**Task prompt:**
Your task is to reproduce the material exactly.

Stored items from a collection
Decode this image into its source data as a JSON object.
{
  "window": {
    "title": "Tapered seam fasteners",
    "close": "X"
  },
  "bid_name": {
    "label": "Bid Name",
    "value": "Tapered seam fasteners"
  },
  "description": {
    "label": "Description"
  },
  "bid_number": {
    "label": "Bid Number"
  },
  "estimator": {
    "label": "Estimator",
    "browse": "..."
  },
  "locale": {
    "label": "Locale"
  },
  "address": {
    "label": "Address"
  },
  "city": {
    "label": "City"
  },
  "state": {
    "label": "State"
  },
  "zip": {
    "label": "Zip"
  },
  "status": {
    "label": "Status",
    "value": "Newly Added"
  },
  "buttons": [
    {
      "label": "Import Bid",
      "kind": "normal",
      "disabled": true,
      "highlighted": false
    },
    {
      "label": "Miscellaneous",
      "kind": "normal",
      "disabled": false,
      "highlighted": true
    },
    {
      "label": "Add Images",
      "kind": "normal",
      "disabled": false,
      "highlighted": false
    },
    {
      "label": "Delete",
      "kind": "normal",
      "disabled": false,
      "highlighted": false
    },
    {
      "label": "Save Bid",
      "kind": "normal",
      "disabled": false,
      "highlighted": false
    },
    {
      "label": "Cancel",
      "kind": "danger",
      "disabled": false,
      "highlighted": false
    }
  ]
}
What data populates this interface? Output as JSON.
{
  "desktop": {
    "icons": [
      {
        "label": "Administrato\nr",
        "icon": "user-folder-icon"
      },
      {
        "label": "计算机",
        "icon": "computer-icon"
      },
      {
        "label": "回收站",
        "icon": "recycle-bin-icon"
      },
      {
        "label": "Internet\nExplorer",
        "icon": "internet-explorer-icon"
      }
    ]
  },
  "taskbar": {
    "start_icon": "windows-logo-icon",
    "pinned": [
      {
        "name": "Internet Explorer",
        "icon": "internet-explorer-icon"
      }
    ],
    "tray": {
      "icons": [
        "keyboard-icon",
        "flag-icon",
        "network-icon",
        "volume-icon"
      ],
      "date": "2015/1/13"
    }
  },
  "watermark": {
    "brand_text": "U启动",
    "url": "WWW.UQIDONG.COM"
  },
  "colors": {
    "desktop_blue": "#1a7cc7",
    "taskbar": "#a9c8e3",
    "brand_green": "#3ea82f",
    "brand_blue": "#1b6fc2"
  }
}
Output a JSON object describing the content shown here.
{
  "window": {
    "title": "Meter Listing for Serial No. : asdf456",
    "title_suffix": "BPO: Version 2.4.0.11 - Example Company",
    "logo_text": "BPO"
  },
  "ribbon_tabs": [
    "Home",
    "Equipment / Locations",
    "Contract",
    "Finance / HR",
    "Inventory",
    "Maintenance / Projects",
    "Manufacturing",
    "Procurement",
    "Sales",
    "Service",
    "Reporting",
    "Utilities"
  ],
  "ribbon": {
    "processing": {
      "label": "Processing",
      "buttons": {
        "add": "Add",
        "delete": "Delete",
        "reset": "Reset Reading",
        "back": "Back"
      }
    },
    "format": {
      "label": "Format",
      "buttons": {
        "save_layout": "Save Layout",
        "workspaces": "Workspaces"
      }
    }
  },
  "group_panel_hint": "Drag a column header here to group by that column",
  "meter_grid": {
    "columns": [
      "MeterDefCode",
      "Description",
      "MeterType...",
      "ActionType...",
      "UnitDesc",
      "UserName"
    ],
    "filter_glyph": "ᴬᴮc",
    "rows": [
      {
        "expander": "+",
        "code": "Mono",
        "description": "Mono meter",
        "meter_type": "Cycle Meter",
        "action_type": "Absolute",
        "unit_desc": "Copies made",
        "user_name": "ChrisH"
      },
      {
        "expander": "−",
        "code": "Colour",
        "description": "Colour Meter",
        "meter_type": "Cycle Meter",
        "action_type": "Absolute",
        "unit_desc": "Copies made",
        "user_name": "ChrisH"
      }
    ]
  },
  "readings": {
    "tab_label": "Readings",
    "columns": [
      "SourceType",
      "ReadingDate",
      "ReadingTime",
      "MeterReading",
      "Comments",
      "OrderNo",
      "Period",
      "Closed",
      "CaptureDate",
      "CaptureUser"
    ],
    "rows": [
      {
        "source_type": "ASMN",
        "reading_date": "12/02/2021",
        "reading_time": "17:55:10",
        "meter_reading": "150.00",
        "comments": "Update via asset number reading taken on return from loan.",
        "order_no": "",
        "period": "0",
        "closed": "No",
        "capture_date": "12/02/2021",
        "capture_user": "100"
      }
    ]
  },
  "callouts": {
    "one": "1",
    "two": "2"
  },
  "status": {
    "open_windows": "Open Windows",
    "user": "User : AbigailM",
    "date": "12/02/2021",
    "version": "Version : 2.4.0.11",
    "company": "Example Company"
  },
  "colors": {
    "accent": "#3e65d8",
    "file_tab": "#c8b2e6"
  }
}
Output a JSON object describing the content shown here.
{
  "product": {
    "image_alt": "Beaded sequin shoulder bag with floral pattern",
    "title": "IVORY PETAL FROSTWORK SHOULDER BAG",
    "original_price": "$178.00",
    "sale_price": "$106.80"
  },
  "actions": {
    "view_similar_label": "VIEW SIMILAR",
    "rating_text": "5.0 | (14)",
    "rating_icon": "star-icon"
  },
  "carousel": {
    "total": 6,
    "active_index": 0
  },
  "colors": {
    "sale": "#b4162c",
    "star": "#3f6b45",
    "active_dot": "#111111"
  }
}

**Task answer:**
Decode this image into its source data as a JSON object.
{
  "window": {
    "title": "Tapered seam fasteners",
    "close": "X"
  },
  "bid_name": {
    "label": "Bid Name",
    "value": "Tapered seam fasteners"
  },
  "description": {
    "label": "Description"
  },
  "bid_number": {
    "label": "Bid Number"
  },
  "estimator": {
    "label": "Estimator",
    "browse": "..."
  },
  "locale": {
    "label": "Locale"
  },
  "address": {
    "label": "Address"
  },
  "city": {
    "label": "City"
  },
  "state": {
    "label": "State"
  },
  "zip": {
    "label": "Zip"
  },
  "status": {
    "label": "Status",
    "value": "Newly Added"
  },
  "buttons": [
    {
      "label": "Import Bid",
      "kind": "normal",
      "disabled": true,
      "highlighted": false
    },
    {
      "label": "Miscellaneous",
      "kind": "normal",
      "disabled": false,
      "highlighted": true
    },
    {
      "label": "Add Images",
      "kind": "normal",
      "disabled": false,
      "highlighted": false
    },
    {
      "label": "Delete",
      "kind": "normal",
      "disabled": false,
      "highlighted": false
    },
    {
      "label": "Save Bid",
      "kind": "normal",
      "disabled": false,
      "highlighted": false
    },
    {
      "label": "Cancel",
      "kind": "danger",
      "disabled": false,
      "highlighted": false
    }
  ]
}
What data populates this interface? Output as JSON.
{
  "desktop": {
    "icons": [
      {
        "label": "Administrato\nr",
        "icon": "user-folder-icon"
      },
      {
        "label": "计算机",
        "icon": "computer-icon"
      },
      {
        "label": "回收站",
        "icon": "recycle-bin-icon"
      },
      {
        "label": "Internet\nExplorer",
        "icon": "internet-explorer-icon"
      }
    ]
  },
  "taskbar": {
    "start_icon": "windows-logo-icon",
    "pinned": [
      {
        "name": "Internet Explorer",
        "icon": "internet-explorer-icon"
      }
    ],
    "tray": {
      "icons": [
        "keyboard-icon",
        "flag-icon",
        "network-icon",
        "volume-icon"
      ],
      "date": "2015/1/13"
    }
  },
  "watermark": {
    "brand_text": "U启动",
    "url": "WWW.UQIDONG.COM"
  },
  "colors": {
    "desktop_blue": "#1a7cc7",
    "taskbar": "#a9c8e3",
    "brand_green": "#3ea82f",
    "brand_blue": "#1b6fc2"
  }
}
Output a JSON object describing the content shown here.
{
  "window": {
    "title": "Meter Listing for Serial No. : asdf456",
    "title_suffix": "BPO: Version 2.4.0.11 - Example Company",
    "logo_text": "BPO"
  },
  "ribbon_tabs": [
    "Home",
    "Equipment / Locations",
    "Contract",
    "Finance / HR",
    "Inventory",
    "Maintenance / Projects",
    "Manufacturing",
    "Procurement",
    "Sales",
    "Service",
    "Reporting",
    "Utilities"
  ],
  "ribbon": {
    "processing": {
      "label": "Processing",
      "buttons": {
        "add": "Add",
        "delete": "Delete",
        "reset": "Reset Reading",
        "back": "Back"
      }
    },
    "format": {
      "label": "Format",
      "buttons": {
        "save_layout": "Save Layout",
        "workspaces": "Workspaces"
      }
    }
  },
  "group_panel_hint": "Drag a column header here to group by that column",
  "meter_grid": {
    "columns": [
      "MeterDefCode",
      "Description",
      "MeterType...",
      "ActionType...",
      "UnitDesc",
      "UserName"
    ],
    "filter_glyph": "ᴬᴮc",
    "rows": [
      {
        "expander": "+",
        "code": "Mono",
        "description": "Mono meter",
        "meter_type": "Cycle Meter",
        "action_type": "Absolute",
        "unit_desc": "Copies made",
        "user_name": "ChrisH"
      },
      {
        "expander": "−",
        "code": "Colour",
        "description": "Colour Meter",
        "meter_type": "Cycle Meter",
        "action_type": "Absolute",
        "unit_desc": "Copies made",
        "user_name": "ChrisH"
      }
    ]
  },
  "readings": {
    "tab_label": "Readings",
    "columns": [
      "SourceType",
      "ReadingDate",
      "ReadingTime",
      "MeterReading",
      "Comments",
      "OrderNo",
      "Period",
      "Closed",
      "CaptureDate",
      "CaptureUser"
    ],
    "rows": [
      {
        "source_type": "ASMN",
        "reading_date": "12/02/2021",
        "reading_time": "17:55:10",
        "meter_reading": "150.00",
        "comments": "Update via asset number reading taken on return from loan.",
        "order_no": "",
        "period": "0",
        "closed": "No",
        "capture_date": "12/02/2021",
        "capture_user": "100"
      }
    ]
  },
  "callouts": {
    "one": "1",
    "two": "2"
  },
  "status": {
    "open_windows": "Open Windows",
    "user": "User : AbigailM",
    "date": "12/02/2021",
    "version": "Version : 2.4.0.11",
    "company": "Example Company"
  },
  "colors": {
    "accent": "#3e65d8",
    "file_tab": "#c8b2e6"
  }
}
Output a JSON object describing the content shown here.
{
  "product": {
    "image_alt": "Beaded sequin shoulder bag with floral pattern",
    "title": "IVORY PETAL FROSTWORK SHOULDER BAG",
    "original_price": "$178.00",
    "sale_price": "$106.80"
  },
  "actions": {
    "view_similar_label": "VIEW SIMILAR",
    "rating_text": "5.0 | (14)",
    "rating_icon": "star-icon"
  },
  "carousel": {
    "total": 6,
    "active_index": 0
  },
  "colors": {
    "sale": "#b4162c",
    "star": "#3f6b45",
    "active_dot": "#111111"
  }
}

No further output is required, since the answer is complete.